- _Belge alıntısı_
"""
Bugün topluma karşı suç işleyenler dâhi bu suçlardan yargılanıyormuş gibi gösteriliyor ama aslında siyasal iktidara karşı işledikleri suçlardan yargılanıyorlar. Çünkü ÖYM mantığı bunu getirdi. Hanefi Avcı, Veli Küçük, Albay Arif Doğan’lar asıl suçlarından yargılanmıyor. Örneğin Cemal Temizöz’ün yargılanması gereken suç, faili meçhuller ama Temizöz’ün tutuklanma sebebi Kayseri’de bir cemaat sızma vakasını soruşturması.

BUNLARI DEMOKRASİ ADINA YAPIYORUZ DEDİLER

Geçmişte DGM’lerin sözcüleri, örneğin Vural Savaşlar, gerektiğinde türbanlı diye bir milletvekilinin evini basma cüretini gösterenler hiçbir zaman bunu demokrasi adına yaptığını söylemedi. Örneğin Deniz Gezmişleri astıran askeri savcı… Bunu her zaman milli birlik ve beraberlik ya da laik devletin bekası için yaptığın söylediler. Bugünün dünden farkı, bu operasyonları yönetenlerin hepsinin, bunu “ileri demokrasi” adına yaptıklarını söylemesi. Ergenekon operasyonu ya da Balyoz davası tam da işte bu yüzden bu kadar destek gördü. Bu yüzdendir ki kimse ayrıntısına bakmadı. Askeri vesayetle yüzleşilmesinin haklılığı yanına kimse hukuksuzluğun kurumsallaşması gerçeğini koymadı, buna kafa yormadı.
"""
- _Malzeme_
"""
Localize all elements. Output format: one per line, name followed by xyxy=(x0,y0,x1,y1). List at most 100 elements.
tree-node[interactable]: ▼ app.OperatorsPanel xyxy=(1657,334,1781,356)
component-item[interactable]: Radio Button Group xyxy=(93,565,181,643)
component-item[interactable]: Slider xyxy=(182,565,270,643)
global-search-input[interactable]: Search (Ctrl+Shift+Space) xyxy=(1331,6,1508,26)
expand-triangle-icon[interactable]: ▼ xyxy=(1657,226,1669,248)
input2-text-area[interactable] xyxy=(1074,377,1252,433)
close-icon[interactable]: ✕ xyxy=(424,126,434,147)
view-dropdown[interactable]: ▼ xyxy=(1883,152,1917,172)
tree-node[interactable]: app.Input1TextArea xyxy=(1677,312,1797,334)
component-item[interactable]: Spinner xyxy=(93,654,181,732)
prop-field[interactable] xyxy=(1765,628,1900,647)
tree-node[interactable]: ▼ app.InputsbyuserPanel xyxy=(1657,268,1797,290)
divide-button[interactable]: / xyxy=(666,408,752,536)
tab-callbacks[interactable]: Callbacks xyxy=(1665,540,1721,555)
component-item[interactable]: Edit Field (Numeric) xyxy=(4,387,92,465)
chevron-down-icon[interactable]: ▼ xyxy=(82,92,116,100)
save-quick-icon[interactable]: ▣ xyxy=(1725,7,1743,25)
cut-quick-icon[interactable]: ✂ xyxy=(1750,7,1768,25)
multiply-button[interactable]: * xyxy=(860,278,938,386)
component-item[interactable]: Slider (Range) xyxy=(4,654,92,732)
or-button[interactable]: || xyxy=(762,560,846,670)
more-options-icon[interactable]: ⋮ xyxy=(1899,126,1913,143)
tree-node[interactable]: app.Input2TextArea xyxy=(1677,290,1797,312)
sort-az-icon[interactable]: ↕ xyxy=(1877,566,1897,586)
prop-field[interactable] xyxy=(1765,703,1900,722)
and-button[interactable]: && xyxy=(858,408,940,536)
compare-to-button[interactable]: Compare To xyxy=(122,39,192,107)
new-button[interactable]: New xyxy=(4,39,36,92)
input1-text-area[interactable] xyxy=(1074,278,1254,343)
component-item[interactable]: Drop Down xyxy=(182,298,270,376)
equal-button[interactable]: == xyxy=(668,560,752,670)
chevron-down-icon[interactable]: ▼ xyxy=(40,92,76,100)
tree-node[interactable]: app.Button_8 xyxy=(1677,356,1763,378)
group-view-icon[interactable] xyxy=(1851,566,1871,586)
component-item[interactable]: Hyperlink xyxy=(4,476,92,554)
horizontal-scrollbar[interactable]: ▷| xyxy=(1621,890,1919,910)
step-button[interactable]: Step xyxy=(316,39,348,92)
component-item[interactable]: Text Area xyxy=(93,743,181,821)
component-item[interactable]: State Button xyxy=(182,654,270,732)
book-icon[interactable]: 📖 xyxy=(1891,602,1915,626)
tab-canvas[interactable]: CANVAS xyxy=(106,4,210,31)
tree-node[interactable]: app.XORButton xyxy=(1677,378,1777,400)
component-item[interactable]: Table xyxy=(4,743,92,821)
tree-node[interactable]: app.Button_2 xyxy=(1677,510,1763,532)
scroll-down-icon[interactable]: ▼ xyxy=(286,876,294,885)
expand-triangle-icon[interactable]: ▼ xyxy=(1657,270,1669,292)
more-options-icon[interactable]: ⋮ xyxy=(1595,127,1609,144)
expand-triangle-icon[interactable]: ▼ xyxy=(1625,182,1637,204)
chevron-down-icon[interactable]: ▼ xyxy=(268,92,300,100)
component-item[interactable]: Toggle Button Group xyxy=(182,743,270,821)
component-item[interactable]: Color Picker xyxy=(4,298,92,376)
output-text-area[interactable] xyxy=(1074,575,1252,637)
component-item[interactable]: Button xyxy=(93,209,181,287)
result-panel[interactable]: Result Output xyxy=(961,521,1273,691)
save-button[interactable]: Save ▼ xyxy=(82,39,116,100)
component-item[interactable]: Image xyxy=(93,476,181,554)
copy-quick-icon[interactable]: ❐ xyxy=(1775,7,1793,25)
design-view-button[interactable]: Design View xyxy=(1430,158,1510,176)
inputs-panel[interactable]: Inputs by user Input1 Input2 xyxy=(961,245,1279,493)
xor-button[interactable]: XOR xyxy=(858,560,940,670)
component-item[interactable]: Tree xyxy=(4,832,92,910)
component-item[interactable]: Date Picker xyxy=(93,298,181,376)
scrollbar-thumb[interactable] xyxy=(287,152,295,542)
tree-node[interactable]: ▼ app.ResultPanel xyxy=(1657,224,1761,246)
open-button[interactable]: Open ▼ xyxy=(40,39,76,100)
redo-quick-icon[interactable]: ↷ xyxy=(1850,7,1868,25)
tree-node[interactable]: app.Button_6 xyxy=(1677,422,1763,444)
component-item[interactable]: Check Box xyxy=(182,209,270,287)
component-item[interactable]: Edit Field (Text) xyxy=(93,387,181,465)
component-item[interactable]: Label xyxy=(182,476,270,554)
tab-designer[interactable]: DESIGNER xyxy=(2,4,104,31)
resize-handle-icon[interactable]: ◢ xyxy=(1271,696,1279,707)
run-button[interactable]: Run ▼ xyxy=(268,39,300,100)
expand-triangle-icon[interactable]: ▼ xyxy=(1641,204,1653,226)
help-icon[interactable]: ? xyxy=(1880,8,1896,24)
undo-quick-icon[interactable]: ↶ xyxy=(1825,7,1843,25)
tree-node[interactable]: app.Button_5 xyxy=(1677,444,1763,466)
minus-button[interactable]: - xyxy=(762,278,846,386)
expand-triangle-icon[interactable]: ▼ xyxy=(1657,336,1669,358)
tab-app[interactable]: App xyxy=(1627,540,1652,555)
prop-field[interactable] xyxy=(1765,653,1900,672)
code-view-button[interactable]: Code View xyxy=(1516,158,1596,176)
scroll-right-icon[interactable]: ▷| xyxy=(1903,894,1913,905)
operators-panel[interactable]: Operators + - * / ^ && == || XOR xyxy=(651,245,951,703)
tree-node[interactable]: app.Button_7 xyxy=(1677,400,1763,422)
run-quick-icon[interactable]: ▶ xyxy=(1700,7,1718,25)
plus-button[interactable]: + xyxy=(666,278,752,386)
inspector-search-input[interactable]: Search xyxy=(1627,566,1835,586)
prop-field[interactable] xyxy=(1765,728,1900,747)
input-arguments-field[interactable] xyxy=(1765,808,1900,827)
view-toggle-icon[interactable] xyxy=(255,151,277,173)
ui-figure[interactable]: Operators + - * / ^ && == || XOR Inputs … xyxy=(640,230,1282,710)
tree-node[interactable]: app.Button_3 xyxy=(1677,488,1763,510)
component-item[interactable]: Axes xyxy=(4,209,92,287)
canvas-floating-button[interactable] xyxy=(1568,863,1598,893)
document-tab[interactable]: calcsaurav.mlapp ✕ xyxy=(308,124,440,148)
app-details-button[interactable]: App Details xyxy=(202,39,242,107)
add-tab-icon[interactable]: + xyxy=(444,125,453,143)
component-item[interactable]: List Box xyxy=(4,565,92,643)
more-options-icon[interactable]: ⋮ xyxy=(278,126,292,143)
"""
"""
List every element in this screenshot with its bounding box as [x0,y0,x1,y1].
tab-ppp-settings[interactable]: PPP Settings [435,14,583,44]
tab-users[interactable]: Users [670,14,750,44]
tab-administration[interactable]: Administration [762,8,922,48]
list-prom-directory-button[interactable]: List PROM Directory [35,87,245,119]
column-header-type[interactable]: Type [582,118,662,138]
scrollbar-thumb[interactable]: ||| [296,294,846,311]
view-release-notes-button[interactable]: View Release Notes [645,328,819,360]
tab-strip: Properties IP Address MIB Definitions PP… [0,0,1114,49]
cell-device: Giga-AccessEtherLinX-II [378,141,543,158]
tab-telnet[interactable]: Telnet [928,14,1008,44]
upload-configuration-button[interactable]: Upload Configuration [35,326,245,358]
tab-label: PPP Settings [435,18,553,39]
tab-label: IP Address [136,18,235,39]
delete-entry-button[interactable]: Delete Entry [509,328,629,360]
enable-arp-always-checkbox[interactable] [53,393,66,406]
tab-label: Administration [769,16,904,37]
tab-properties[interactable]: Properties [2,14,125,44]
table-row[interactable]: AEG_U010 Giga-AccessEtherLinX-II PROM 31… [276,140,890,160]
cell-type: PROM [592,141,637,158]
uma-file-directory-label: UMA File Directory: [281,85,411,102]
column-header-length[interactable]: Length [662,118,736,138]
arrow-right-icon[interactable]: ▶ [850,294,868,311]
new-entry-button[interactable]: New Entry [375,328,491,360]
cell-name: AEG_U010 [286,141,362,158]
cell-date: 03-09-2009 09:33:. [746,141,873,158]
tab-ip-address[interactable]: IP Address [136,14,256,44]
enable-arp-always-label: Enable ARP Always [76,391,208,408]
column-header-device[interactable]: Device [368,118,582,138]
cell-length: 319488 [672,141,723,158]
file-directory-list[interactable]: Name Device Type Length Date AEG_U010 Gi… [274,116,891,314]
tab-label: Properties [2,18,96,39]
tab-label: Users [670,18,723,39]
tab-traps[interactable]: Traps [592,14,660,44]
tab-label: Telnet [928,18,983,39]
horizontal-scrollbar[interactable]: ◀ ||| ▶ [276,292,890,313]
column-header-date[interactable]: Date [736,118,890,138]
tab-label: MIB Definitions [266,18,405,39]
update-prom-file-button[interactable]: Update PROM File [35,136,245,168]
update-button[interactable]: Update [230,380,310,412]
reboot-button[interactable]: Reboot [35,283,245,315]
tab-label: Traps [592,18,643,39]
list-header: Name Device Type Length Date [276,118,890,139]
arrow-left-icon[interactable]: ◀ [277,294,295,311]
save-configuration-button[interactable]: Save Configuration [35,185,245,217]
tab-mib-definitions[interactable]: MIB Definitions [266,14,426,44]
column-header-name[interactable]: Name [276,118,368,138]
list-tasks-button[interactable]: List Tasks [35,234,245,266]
"""
"""
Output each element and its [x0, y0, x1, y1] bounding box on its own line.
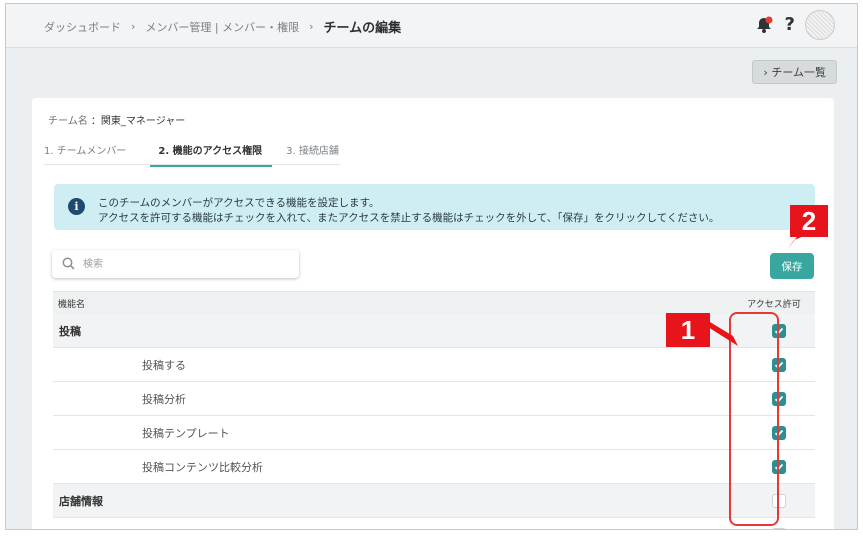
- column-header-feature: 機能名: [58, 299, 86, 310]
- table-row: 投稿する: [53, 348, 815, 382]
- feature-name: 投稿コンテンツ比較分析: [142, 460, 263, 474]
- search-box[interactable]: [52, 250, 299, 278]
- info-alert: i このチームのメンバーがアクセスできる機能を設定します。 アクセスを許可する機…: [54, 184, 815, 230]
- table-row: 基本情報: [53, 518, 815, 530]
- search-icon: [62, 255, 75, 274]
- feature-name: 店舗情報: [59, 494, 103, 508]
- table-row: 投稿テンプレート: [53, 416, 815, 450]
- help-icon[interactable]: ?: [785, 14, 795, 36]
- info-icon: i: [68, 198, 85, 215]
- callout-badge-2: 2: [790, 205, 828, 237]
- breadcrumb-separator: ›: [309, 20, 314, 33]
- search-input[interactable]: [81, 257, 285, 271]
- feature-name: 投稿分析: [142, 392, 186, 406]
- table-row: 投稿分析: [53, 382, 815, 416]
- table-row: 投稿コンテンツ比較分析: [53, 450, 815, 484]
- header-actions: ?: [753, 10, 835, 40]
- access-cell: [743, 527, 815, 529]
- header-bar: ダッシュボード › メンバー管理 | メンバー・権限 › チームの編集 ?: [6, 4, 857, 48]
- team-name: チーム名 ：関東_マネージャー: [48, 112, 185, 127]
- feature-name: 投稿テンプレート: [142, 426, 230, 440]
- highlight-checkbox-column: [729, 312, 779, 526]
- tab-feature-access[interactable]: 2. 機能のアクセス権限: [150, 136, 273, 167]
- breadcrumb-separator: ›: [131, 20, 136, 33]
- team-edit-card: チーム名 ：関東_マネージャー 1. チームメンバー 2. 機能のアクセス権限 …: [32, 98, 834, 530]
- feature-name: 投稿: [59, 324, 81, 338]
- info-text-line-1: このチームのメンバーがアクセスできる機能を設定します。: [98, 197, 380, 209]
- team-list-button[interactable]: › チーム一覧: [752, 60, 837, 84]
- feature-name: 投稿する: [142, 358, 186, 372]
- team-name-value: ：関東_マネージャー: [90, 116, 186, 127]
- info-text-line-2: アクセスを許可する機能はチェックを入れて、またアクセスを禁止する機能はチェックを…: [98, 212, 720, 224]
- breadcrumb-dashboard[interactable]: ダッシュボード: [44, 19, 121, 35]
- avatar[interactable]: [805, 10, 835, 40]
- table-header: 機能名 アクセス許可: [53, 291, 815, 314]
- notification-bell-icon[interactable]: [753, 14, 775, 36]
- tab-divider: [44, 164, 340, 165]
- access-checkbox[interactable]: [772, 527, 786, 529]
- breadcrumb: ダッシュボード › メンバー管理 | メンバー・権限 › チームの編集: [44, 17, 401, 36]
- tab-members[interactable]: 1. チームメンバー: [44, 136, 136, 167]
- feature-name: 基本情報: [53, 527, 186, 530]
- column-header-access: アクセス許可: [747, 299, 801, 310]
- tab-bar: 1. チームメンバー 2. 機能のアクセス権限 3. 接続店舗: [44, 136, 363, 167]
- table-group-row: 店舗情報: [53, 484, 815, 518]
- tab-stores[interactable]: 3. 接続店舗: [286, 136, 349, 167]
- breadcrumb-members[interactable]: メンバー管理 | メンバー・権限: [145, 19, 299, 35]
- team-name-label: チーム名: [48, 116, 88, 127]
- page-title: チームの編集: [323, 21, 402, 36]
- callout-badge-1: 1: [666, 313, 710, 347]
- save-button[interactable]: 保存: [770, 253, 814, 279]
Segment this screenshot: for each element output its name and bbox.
"""
- _Görevleriniz_
a: Belge alıntısındaki "BUNLARI DEMOKRASİ ADINA" sözlerinden "buna kafa yormadı." sözlerine kadar uzanan bölümü hiçbir değişiklik yapmadan tekrar yazınız.
b: Belge alıntısına göre Cemal Temizöz'ün tutuklanma sebebi nedir?
Listeler, metinden ayrı tutulması gereken bağımsız bir malzemedir.

- _Görevlerin çözümleri_
a:
BUNLARI DEMOKRASİ ADINA YAPIYORUZ DEDİLER

Geçmişte DGM’lerin sözcüleri, örneğin Vural Savaşlar, gerektiğinde türbanlı diye bir milletvekilinin evini basma cüretini gösterenler hiçbir zaman bunu demokrasi adına yaptığını söylemedi. Örneğin Deniz Gezmişleri astıran askeri savcı… Bunu her zaman milli birlik ve beraberlik ya da laik devletin bekası için yaptığın söylediler. Bugünün dünden farkı, bu operasyonları yönetenlerin hepsinin, bunu “ileri demokrasi” adına yaptıklarını söylemesi. Ergenekon operasyonu ya da Balyoz davası tam da işte bu yüzden bu kadar destek gördü. Bu yüzdendir ki kimse ayrıntısına bakmadı. Askeri vesayetle yüzleşilmesinin haklılığı yanına kimse hukuksuzluğun kurumsallaşması gerçeğini koymadı, buna kafa yormadı.

b: Kayseri'de bir cemaat sızma vakasını soruşturmasıdır.